Job ->
Omit every picture and output the rest of the records exactly as they are.
------------------------------
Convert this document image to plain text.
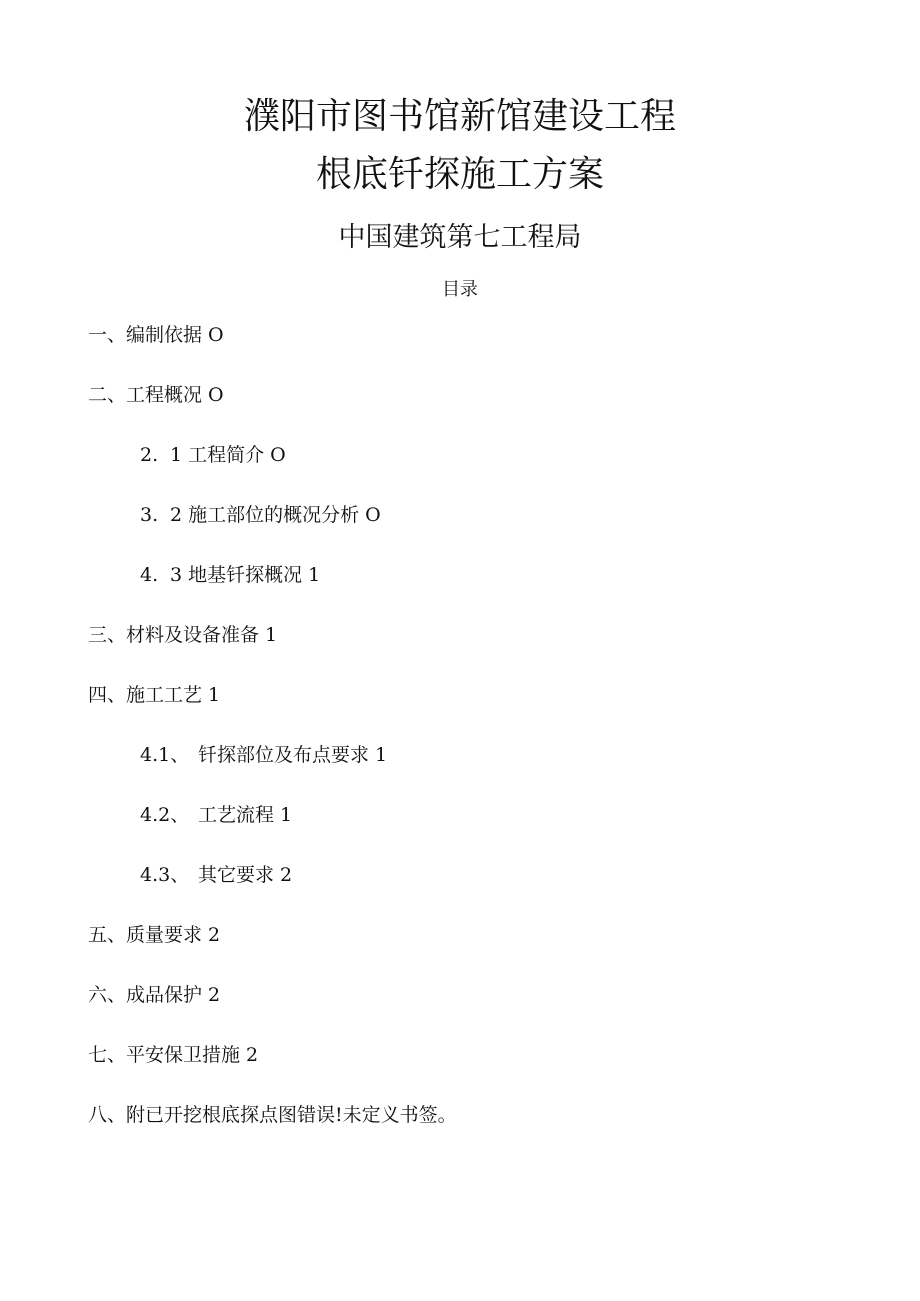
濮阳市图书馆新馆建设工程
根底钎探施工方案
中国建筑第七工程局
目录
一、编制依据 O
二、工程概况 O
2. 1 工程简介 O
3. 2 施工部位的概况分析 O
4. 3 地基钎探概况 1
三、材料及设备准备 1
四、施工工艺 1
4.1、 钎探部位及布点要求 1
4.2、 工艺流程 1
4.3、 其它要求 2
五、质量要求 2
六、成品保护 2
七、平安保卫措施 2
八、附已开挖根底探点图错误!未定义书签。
------------------------------
Exercise answer ->
Convert this document image to plain text.
濮阳市图书馆新馆建设工程
根底钎探施工方案
中国建筑第七工程局
目录
一、编制依据 O
二、工程概况 O
2. 1 工程简介 O
3. 2 施工部位的概况分析 O
4. 3 地基钎探概况 1
三、材料及设备准备 1
四、施工工艺 1
4.1、 钎探部位及布点要求 1
4.2、 工艺流程 1
4.3、 其它要求 2
五、质量要求 2
六、成品保护 2
七、平安保卫措施 2
八、附已开挖根底探点图错误!未定义书签。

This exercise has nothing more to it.